- **Input data**
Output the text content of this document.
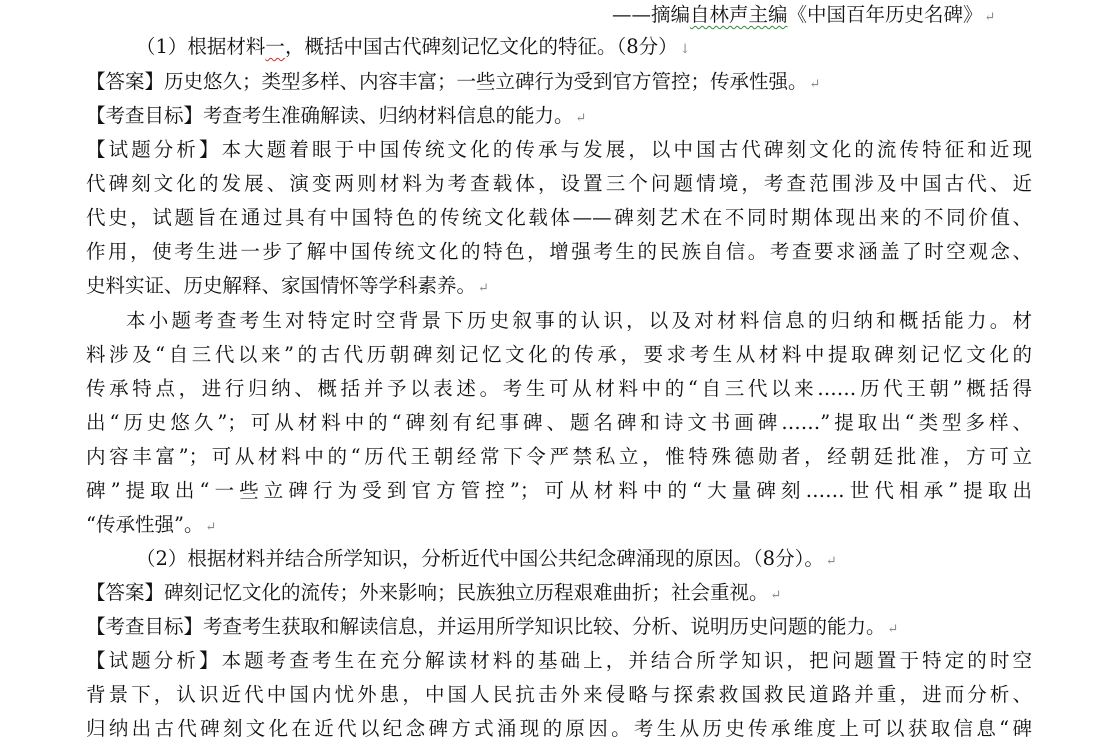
——摘编自林声主编《中国百年历史名碑》 ↵
（1）根据材料一，概括中国古代碑刻记忆文化的特征。（8分） ↓
【答案】历史悠久；类型多样、内容丰富；一些立碑行为受到官方管控；传承性强。 ↵
【考查目标】考查考生准确解读、归纳材料信息的能力。 ↵
【试题分析】本大题着眼于中国传统文化的传承与发展，以中国古代碑刻文化的流传特征和近现
代碑刻文化的发展、演变两则材料为考查载体，设置三个问题情境，考查范围涉及中国古代、近
代史，试题旨在通过具有中国特色的传统文化载体——碑刻艺术在不同时期体现出来的不同价值、
作用，使考生进一步了解中国传统文化的特色，增强考生的民族自信。考查要求涵盖了时空观念、
史料实证、历史解释、家国情怀等学科素养。 ↵
本小题考查考生对特定时空背景下历史叙事的认识，以及对材料信息的归纳和概括能力。材
料涉及“自三代以来”的古代历朝碑刻记忆文化的传承，要求考生从材料中提取碑刻记忆文化的
传承特点，进行归纳、概括并予以表述。考生可从材料中的“自三代以来……历代王朝”概括得
出“历史悠久”；可从材料中的“碑刻有纪事碑、题名碑和诗文书画碑……”提取出“类型多样、
内容丰富”；可从材料中的“历代王朝经常下令严禁私立，惟特殊德勋者，经朝廷批准，方可立
碑”提取出“一些立碑行为受到官方管控”；可从材料中的“大量碑刻……世代相承”提取出
“传承性强”。 ↵
（2）根据材料并结合所学知识，分析近代中国公共纪念碑涌现的原因。（8分）。 ↵
【答案】碑刻记忆文化的流传；外来影响；民族独立历程艰难曲折；社会重视。 ↵
【考查目标】考查考生获取和解读信息，并运用所学知识比较、分析、说明历史问题的能力。 ↵
【试题分析】本题考查考生在充分解读材料的基础上，并结合所学知识，把问题置于特定的时空
背景下，认识近代中国内忧外患，中国人民抗击外来侵略与探索救国救民道路并重，进而分析、
归纳出古代碑刻文化在近代以纪念碑方式涌现的原因。考生从历史传承维度上可以获取信息“碑
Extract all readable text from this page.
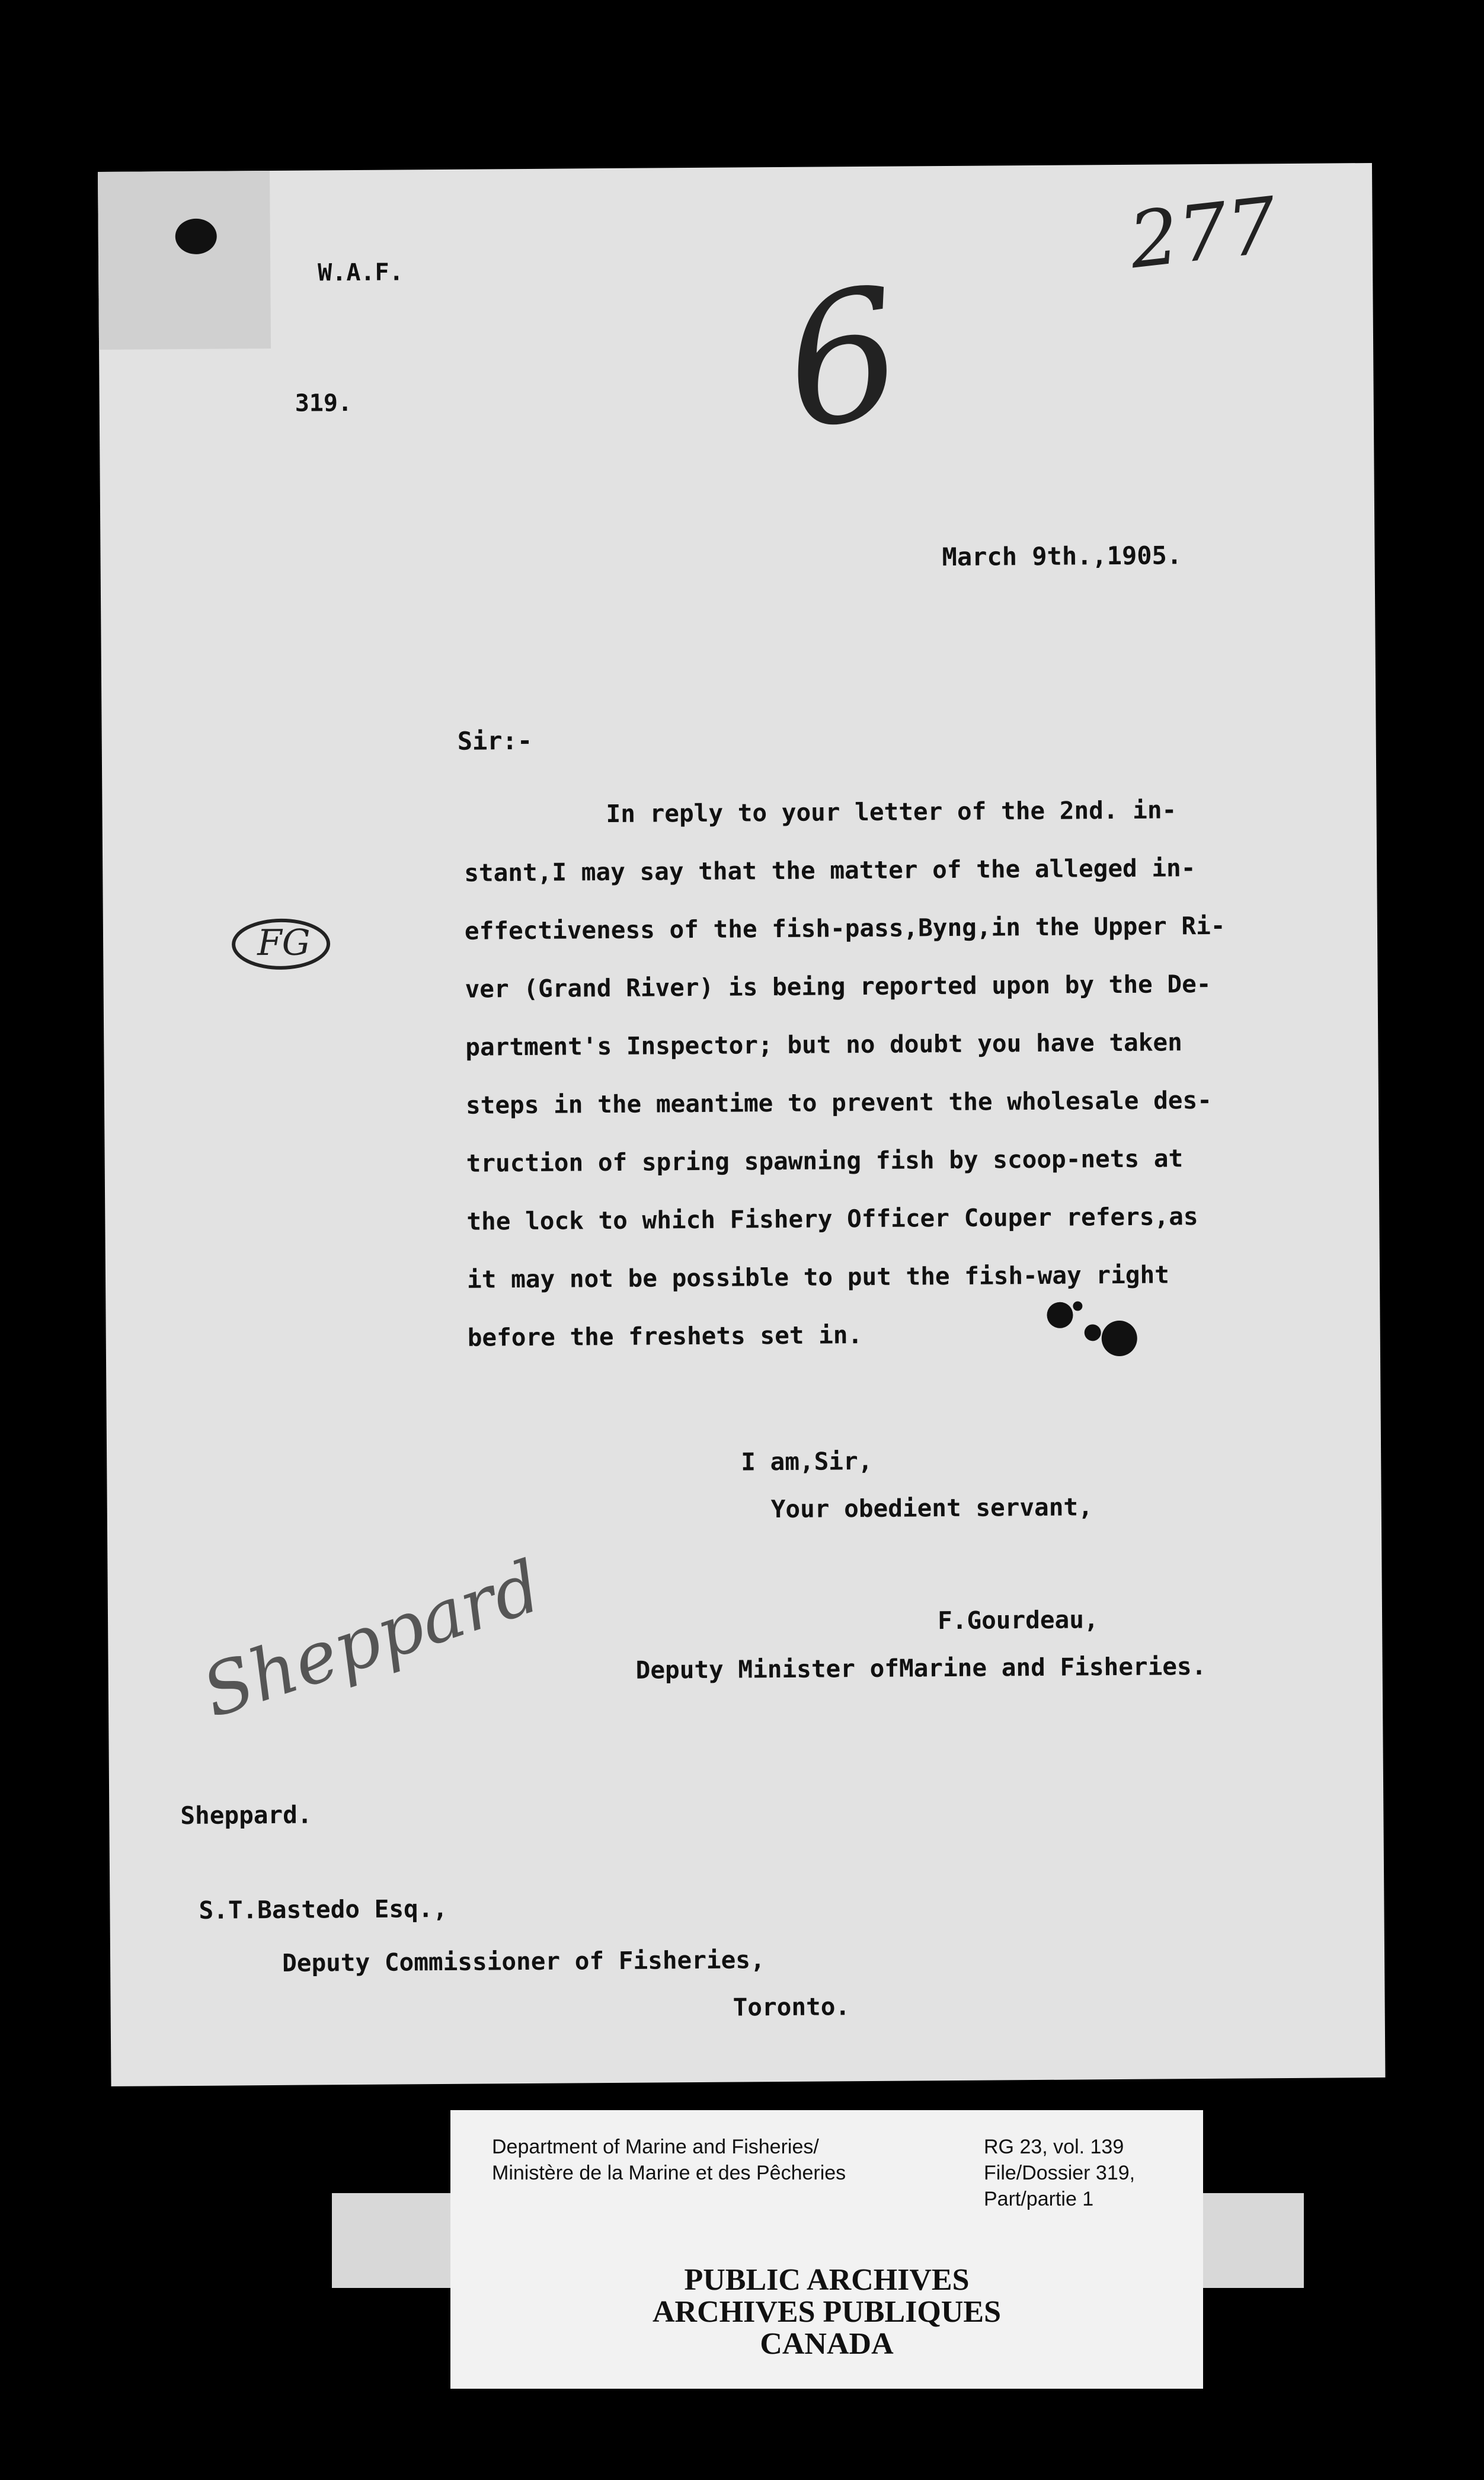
277
6
W.A.F.
319.
March 9th.,1905.
Sir:-
FG
In reply to your letter of the 2nd. in-
stant,I may say that the matter of the alleged in-
effectiveness of the fish-pass,Byng,in the Upper Ri-
ver (Grand River) is being reported upon by the De-
partment's Inspector; but no doubt you have taken
steps in the meantime to prevent the wholesale des-
truction of spring spawning fish by scoop-nets at
the lock to which Fishery Officer Couper refers,as
it may not be possible to put the fish-way right
before the freshets set in.
I am,Sir,
Your obedient servant,
Sheppard	F.Gourdeau,
Deputy Minister ofMarine and Fisheries.
Sheppard.
S.T.Bastedo Esq.,
Deputy Commissioner of Fisheries,
Toronto.
Department of Marine and Fisheries/
Ministère de la Marine et des Pêcheries
RG 23, vol. 139
File/Dossier 319,
Part/partie 1
PUBLIC ARCHIVES
ARCHIVES PUBLIQUES
CANADA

- **Objective**
Pictures in the records above should not be copied. Repeat everything else exactly.

- **Solution to the problem**
Output the text content of this document.
——摘编自林声主编《中国百年历史名碑》 ↵
（1）根据材料一，概括中国古代碑刻记忆文化的特征。（8分） ↓
【答案】历史悠久；类型多样、内容丰富；一些立碑行为受到官方管控；传承性强。 ↵
【考查目标】考查考生准确解读、归纳材料信息的能力。 ↵
【试题分析】本大题着眼于中国传统文化的传承与发展，以中国古代碑刻文化的流传特征和近现
代碑刻文化的发展、演变两则材料为考查载体，设置三个问题情境，考查范围涉及中国古代、近
代史，试题旨在通过具有中国特色的传统文化载体——碑刻艺术在不同时期体现出来的不同价值、
作用，使考生进一步了解中国传统文化的特色，增强考生的民族自信。考查要求涵盖了时空观念、
史料实证、历史解释、家国情怀等学科素养。 ↵
本小题考查考生对特定时空背景下历史叙事的认识，以及对材料信息的归纳和概括能力。材
料涉及“自三代以来”的古代历朝碑刻记忆文化的传承，要求考生从材料中提取碑刻记忆文化的
传承特点，进行归纳、概括并予以表述。考生可从材料中的“自三代以来……历代王朝”概括得
出“历史悠久”；可从材料中的“碑刻有纪事碑、题名碑和诗文书画碑……”提取出“类型多样、
内容丰富”；可从材料中的“历代王朝经常下令严禁私立，惟特殊德勋者，经朝廷批准，方可立
碑”提取出“一些立碑行为受到官方管控”；可从材料中的“大量碑刻……世代相承”提取出
“传承性强”。 ↵
（2）根据材料并结合所学知识，分析近代中国公共纪念碑涌现的原因。（8分）。 ↵
【答案】碑刻记忆文化的流传；外来影响；民族独立历程艰难曲折；社会重视。 ↵
【考查目标】考查考生获取和解读信息，并运用所学知识比较、分析、说明历史问题的能力。 ↵
【试题分析】本题考查考生在充分解读材料的基础上，并结合所学知识，把问题置于特定的时空
背景下，认识近代中国内忧外患，中国人民抗击外来侵略与探索救国救民道路并重，进而分析、
归纳出古代碑刻文化在近代以纪念碑方式涌现的原因。考生从历史传承维度上可以获取信息“碑
Extract all readable text from this page.
277
6
W.A.F.
319.
March 9th.,1905.
Sir:-
FG
In reply to your letter of the 2nd. in-
stant,I may say that the matter of the alleged in-
effectiveness of the fish-pass,Byng,in the Upper Ri-
ver (Grand River) is being reported upon by the De-
partment's Inspector; but no doubt you have taken
steps in the meantime to prevent the wholesale des-
truction of spring spawning fish by scoop-nets at
the lock to which Fishery Officer Couper refers,as
it may not be possible to put the fish-way right
before the freshets set in.
I am,Sir,
Your obedient servant,
Sheppard	F.Gourdeau,
Deputy Minister ofMarine and Fisheries.
Sheppard.
S.T.Bastedo Esq.,
Deputy Commissioner of Fisheries,
Toronto.
Department of Marine and Fisheries/
Ministère de la Marine et des Pêcheries
RG 23, vol. 139
File/Dossier 319,
Part/partie 1
PUBLIC ARCHIVES
ARCHIVES PUBLIQUES
CANADA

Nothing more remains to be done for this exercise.